# Your goal:
Repeat each line exactly as it is written.

# Data provided:
—————

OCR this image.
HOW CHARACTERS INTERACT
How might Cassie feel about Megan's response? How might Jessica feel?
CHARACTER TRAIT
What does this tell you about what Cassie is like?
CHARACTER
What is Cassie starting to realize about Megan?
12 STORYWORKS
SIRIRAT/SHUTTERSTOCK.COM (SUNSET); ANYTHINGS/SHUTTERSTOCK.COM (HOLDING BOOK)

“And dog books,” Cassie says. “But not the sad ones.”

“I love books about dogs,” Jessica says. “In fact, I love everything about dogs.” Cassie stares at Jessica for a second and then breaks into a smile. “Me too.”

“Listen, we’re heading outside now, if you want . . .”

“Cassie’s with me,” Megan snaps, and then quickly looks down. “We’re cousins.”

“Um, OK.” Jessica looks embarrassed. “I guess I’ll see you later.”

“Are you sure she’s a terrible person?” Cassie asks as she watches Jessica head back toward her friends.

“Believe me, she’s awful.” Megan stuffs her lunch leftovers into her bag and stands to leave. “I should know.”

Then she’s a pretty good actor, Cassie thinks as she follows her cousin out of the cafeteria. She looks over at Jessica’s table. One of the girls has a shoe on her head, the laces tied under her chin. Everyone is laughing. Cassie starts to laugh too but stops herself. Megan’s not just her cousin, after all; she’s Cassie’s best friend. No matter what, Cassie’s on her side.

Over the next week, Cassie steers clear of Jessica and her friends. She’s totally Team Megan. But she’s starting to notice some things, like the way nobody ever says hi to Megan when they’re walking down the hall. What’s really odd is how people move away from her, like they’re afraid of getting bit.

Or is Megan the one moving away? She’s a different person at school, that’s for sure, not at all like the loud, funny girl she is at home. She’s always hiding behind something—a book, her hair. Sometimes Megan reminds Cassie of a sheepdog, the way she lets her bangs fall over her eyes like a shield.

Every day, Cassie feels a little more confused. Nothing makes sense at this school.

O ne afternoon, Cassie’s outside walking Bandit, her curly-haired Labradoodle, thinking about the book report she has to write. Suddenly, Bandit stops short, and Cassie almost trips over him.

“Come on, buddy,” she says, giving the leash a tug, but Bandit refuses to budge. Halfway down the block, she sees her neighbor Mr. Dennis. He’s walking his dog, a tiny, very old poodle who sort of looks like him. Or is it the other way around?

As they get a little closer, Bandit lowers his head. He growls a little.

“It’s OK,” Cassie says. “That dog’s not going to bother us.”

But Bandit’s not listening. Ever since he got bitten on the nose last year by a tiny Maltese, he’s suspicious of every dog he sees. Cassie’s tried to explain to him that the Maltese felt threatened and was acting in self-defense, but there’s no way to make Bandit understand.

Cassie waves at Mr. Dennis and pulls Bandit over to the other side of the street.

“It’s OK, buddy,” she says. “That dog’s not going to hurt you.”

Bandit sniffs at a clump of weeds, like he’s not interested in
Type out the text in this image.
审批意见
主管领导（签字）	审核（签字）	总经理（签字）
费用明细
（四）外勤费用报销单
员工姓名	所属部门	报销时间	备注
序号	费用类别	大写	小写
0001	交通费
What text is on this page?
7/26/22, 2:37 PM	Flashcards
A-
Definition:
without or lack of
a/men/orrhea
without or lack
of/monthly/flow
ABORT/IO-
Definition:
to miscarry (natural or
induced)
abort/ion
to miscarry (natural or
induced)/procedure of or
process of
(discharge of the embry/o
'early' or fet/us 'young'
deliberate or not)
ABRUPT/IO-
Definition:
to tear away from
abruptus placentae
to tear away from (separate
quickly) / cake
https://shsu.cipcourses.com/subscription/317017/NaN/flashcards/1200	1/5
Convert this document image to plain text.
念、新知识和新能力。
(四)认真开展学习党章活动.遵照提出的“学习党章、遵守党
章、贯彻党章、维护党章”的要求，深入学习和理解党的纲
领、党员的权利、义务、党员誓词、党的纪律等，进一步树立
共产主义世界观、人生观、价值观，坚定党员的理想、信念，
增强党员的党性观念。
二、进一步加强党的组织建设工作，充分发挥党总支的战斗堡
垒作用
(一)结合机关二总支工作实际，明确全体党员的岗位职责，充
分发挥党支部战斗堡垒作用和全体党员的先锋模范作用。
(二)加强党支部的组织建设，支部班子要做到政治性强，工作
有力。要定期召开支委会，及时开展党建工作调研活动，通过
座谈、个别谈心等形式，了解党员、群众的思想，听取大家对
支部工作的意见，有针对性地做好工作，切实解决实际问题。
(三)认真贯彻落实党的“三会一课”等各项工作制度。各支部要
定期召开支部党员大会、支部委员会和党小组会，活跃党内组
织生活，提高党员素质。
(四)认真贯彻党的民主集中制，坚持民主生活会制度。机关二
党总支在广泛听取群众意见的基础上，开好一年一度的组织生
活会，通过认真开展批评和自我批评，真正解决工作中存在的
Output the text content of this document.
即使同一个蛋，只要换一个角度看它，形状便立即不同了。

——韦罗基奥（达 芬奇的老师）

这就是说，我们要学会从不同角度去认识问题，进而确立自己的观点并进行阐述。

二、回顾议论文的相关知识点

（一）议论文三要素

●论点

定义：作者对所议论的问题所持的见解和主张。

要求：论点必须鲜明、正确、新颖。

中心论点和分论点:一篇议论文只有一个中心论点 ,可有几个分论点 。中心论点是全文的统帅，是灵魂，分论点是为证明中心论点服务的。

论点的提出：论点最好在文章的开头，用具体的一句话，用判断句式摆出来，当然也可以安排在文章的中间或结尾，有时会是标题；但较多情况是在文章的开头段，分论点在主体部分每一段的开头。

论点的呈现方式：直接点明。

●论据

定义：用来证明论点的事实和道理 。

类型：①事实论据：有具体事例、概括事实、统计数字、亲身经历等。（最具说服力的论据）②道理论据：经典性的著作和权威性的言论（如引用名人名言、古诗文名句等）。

—————

# The answer:
OCR this image.
HOW CHARACTERS INTERACT
How might Cassie feel about Megan's response? How might Jessica feel?
CHARACTER TRAIT
What does this tell you about what Cassie is like?
CHARACTER
What is Cassie starting to realize about Megan?
12 STORYWORKS
SIRIRAT/SHUTTERSTOCK.COM (SUNSET); ANYTHINGS/SHUTTERSTOCK.COM (HOLDING BOOK)

“And dog books,” Cassie says. “But not the sad ones.”

“I love books about dogs,” Jessica says. “In fact, I love everything about dogs.” Cassie stares at Jessica for a second and then breaks into a smile. “Me too.”

“Listen, we’re heading outside now, if you want . . .”

“Cassie’s with me,” Megan snaps, and then quickly looks down. “We’re cousins.”

“Um, OK.” Jessica looks embarrassed. “I guess I’ll see you later.”

“Are you sure she’s a terrible person?” Cassie asks as she watches Jessica head back toward her friends.

“Believe me, she’s awful.” Megan stuffs her lunch leftovers into her bag and stands to leave. “I should know.”

Then she’s a pretty good actor, Cassie thinks as she follows her cousin out of the cafeteria. She looks over at Jessica’s table. One of the girls has a shoe on her head, the laces tied under her chin. Everyone is laughing. Cassie starts to laugh too but stops herself. Megan’s not just her cousin, after all; she’s Cassie’s best friend. No matter what, Cassie’s on her side.

Over the next week, Cassie steers clear of Jessica and her friends. She’s totally Team Megan. But she’s starting to notice some things, like the way nobody ever says hi to Megan when they’re walking down the hall. What’s really odd is how people move away from her, like they’re afraid of getting bit.

Or is Megan the one moving away? She’s a different person at school, that’s for sure, not at all like the loud, funny girl she is at home. She’s always hiding behind something—a book, her hair. Sometimes Megan reminds Cassie of a sheepdog, the way she lets her bangs fall over her eyes like a shield.

Every day, Cassie feels a little more confused. Nothing makes sense at this school.

O ne afternoon, Cassie’s outside walking Bandit, her curly-haired Labradoodle, thinking about the book report she has to write. Suddenly, Bandit stops short, and Cassie almost trips over him.

“Come on, buddy,” she says, giving the leash a tug, but Bandit refuses to budge. Halfway down the block, she sees her neighbor Mr. Dennis. He’s walking his dog, a tiny, very old poodle who sort of looks like him. Or is it the other way around?

As they get a little closer, Bandit lowers his head. He growls a little.

“It’s OK,” Cassie says. “That dog’s not going to bother us.”

But Bandit’s not listening. Ever since he got bitten on the nose last year by a tiny Maltese, he’s suspicious of every dog he sees. Cassie’s tried to explain to him that the Maltese felt threatened and was acting in self-defense, but there’s no way to make Bandit understand.

Cassie waves at Mr. Dennis and pulls Bandit over to the other side of the street.

“It’s OK, buddy,” she says. “That dog’s not going to hurt you.”

Bandit sniffs at a clump of weeds, like he’s not interested in
Type out the text in this image.
审批意见
主管领导（签字）	审核（签字）	总经理（签字）
费用明细
（四）外勤费用报销单
员工姓名	所属部门	报销时间	备注
序号	费用类别	大写	小写
0001	交通费
What text is on this page?
7/26/22, 2:37 PM	Flashcards
A-
Definition:
without or lack of
a/men/orrhea
without or lack
of/monthly/flow
ABORT/IO-
Definition:
to miscarry (natural or
induced)
abort/ion
to miscarry (natural or
induced)/procedure of or
process of
(discharge of the embry/o
'early' or fet/us 'young'
deliberate or not)
ABRUPT/IO-
Definition:
to tear away from
abruptus placentae
to tear away from (separate
quickly) / cake
https://shsu.cipcourses.com/subscription/317017/NaN/flashcards/1200	1/5
Convert this document image to plain text.
念、新知识和新能力。
(四)认真开展学习党章活动.遵照提出的“学习党章、遵守党
章、贯彻党章、维护党章”的要求，深入学习和理解党的纲
领、党员的权利、义务、党员誓词、党的纪律等，进一步树立
共产主义世界观、人生观、价值观，坚定党员的理想、信念，
增强党员的党性观念。
二、进一步加强党的组织建设工作，充分发挥党总支的战斗堡
垒作用
(一)结合机关二总支工作实际，明确全体党员的岗位职责，充
分发挥党支部战斗堡垒作用和全体党员的先锋模范作用。
(二)加强党支部的组织建设，支部班子要做到政治性强，工作
有力。要定期召开支委会，及时开展党建工作调研活动，通过
座谈、个别谈心等形式，了解党员、群众的思想，听取大家对
支部工作的意见，有针对性地做好工作，切实解决实际问题。
(三)认真贯彻落实党的“三会一课”等各项工作制度。各支部要
定期召开支部党员大会、支部委员会和党小组会，活跃党内组
织生活，提高党员素质。
(四)认真贯彻党的民主集中制，坚持民主生活会制度。机关二
党总支在广泛听取群众意见的基础上，开好一年一度的组织生
活会，通过认真开展批评和自我批评，真正解决工作中存在的
Output the text content of this document.
即使同一个蛋，只要换一个角度看它，形状便立即不同了。

——韦罗基奥（达 芬奇的老师）

这就是说，我们要学会从不同角度去认识问题，进而确立自己的观点并进行阐述。

二、回顾议论文的相关知识点

（一）议论文三要素

●论点

定义：作者对所议论的问题所持的见解和主张。

要求：论点必须鲜明、正确、新颖。

中心论点和分论点:一篇议论文只有一个中心论点 ,可有几个分论点 。中心论点是全文的统帅，是灵魂，分论点是为证明中心论点服务的。

论点的提出：论点最好在文章的开头，用具体的一句话，用判断句式摆出来，当然也可以安排在文章的中间或结尾，有时会是标题；但较多情况是在文章的开头段，分论点在主体部分每一段的开头。

论点的呈现方式：直接点明。

●论据

定义：用来证明论点的事实和道理 。

类型：①事实论据：有具体事例、概括事实、统计数字、亲身经历等。（最具说服力的论据）②道理论据：经典性的著作和权威性的言论（如引用名人名言、古诗文名句等）。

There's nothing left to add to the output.